[Stored items from a collection]
/---
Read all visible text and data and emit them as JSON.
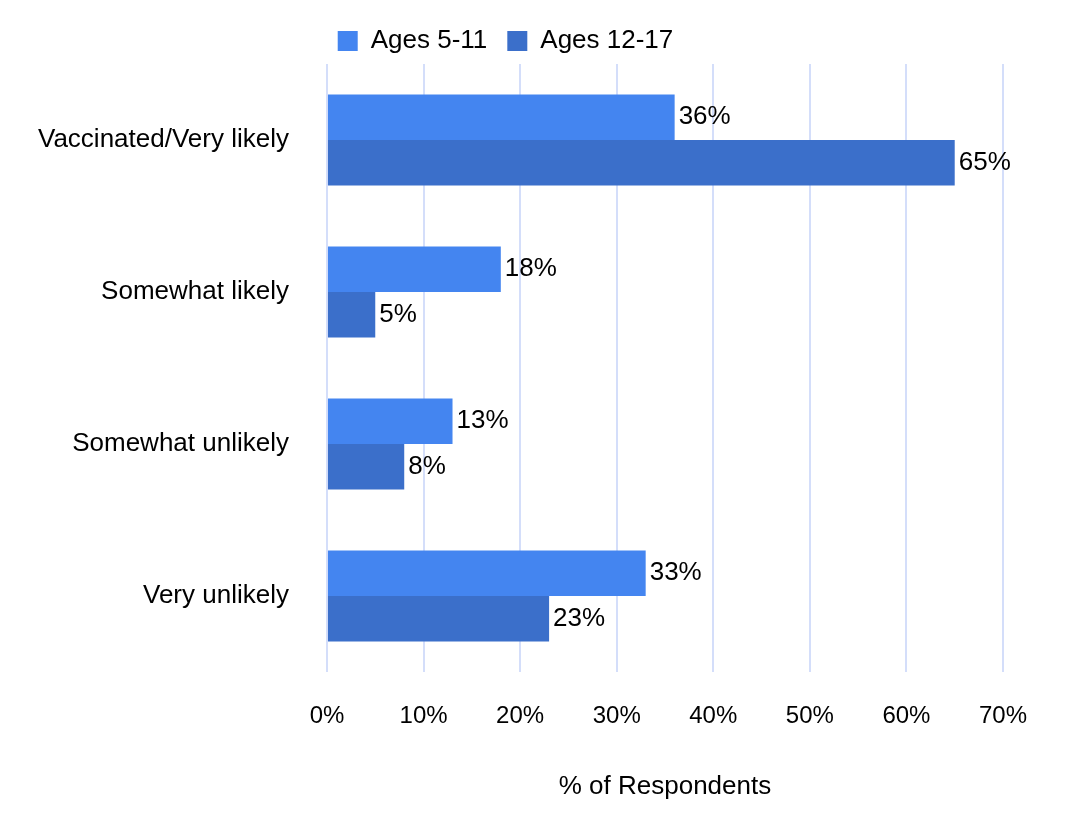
{
  "chart_data": {
    "type": "bar",
    "orientation": "horizontal",
    "xlabel": "% of Respondents",
    "categories": [
      "Vaccinated/Very likely",
      "Somewhat likely",
      "Somewhat unlikely",
      "Very unlikely"
    ],
    "series": [
      {
        "name": "Ages 5-11",
        "color": "#4485f0",
        "values": [
          36,
          18,
          13,
          33
        ],
        "value_labels": [
          "36%",
          "18%",
          "13%",
          "33%"
        ]
      },
      {
        "name": "Ages 12-17",
        "color": "#3b6fca",
        "values": [
          65,
          5,
          8,
          23
        ],
        "value_labels": [
          "65%",
          "5%",
          "8%",
          "23%"
        ]
      }
    ],
    "xlim": [
      0,
      70
    ],
    "xticks": [
      {
        "value": 0,
        "label": "0%"
      },
      {
        "value": 10,
        "label": "10%"
      },
      {
        "value": 20,
        "label": "20%"
      },
      {
        "value": 30,
        "label": "30%"
      },
      {
        "value": 40,
        "label": "40%"
      },
      {
        "value": 50,
        "label": "50%"
      },
      {
        "value": 60,
        "label": "60%"
      },
      {
        "value": 70,
        "label": "70%"
      }
    ],
    "grid": "x",
    "legend": "top"
  }
}
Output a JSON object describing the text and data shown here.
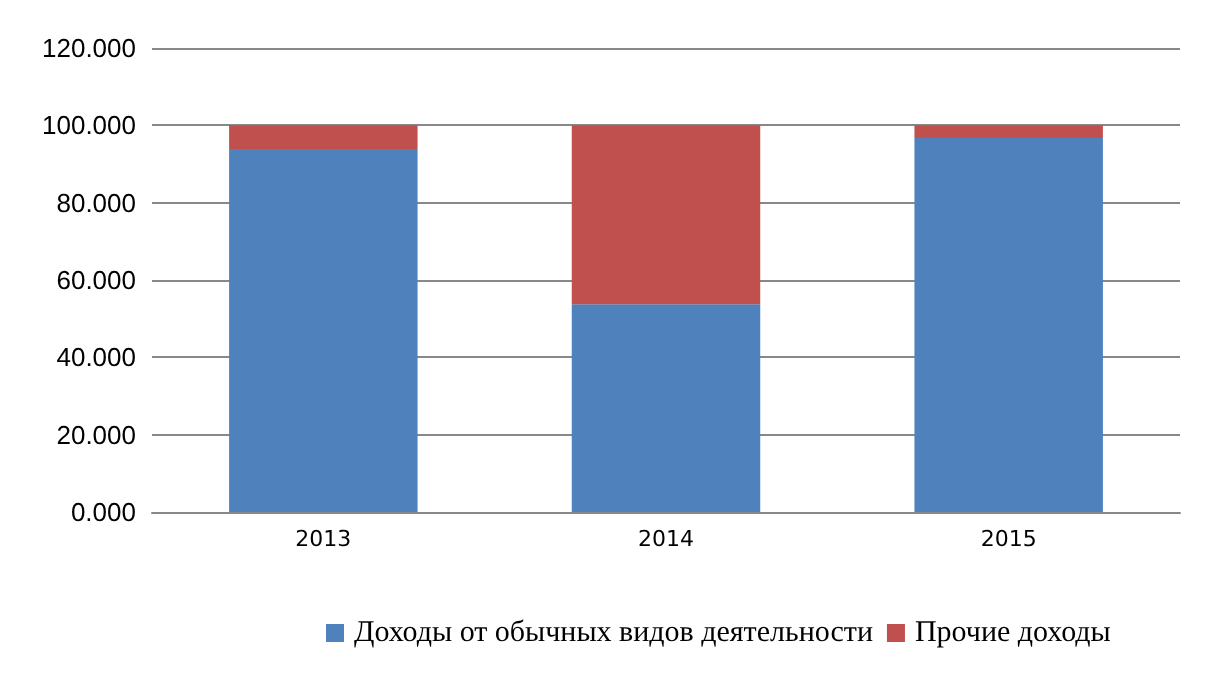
{
  "chart_data": {
    "type": "bar",
    "stacked": true,
    "categories": [
      "2013",
      "2014",
      "2015"
    ],
    "series": [
      {
        "name": "Доходы от обычных видов деятельности",
        "color": "#4f81bd",
        "values": [
          93.9,
          53.7,
          96.7
        ]
      },
      {
        "name": "Прочие доходы",
        "color": "#c0504d",
        "values": [
          6.1,
          46.3,
          3.3
        ]
      }
    ],
    "ylim": [
      0,
      120
    ],
    "yticks": [
      {
        "value": 0,
        "label": "0.000"
      },
      {
        "value": 20,
        "label": "20.000"
      },
      {
        "value": 40,
        "label": "40.000"
      },
      {
        "value": 60,
        "label": "60.000"
      },
      {
        "value": 80,
        "label": "80.000"
      },
      {
        "value": 100,
        "label": "100.000"
      },
      {
        "value": 120,
        "label": "120.000"
      }
    ],
    "grid": "y",
    "legend": "bottom"
  }
}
\---
▶ **WRITTEN PROBLEM**
Pick out each line containing "text" and report it.

▶ **SOLUTION BELOW**
Read all visible text and data and emit them as JSON.
Output a JSON object describing the text and data shown here.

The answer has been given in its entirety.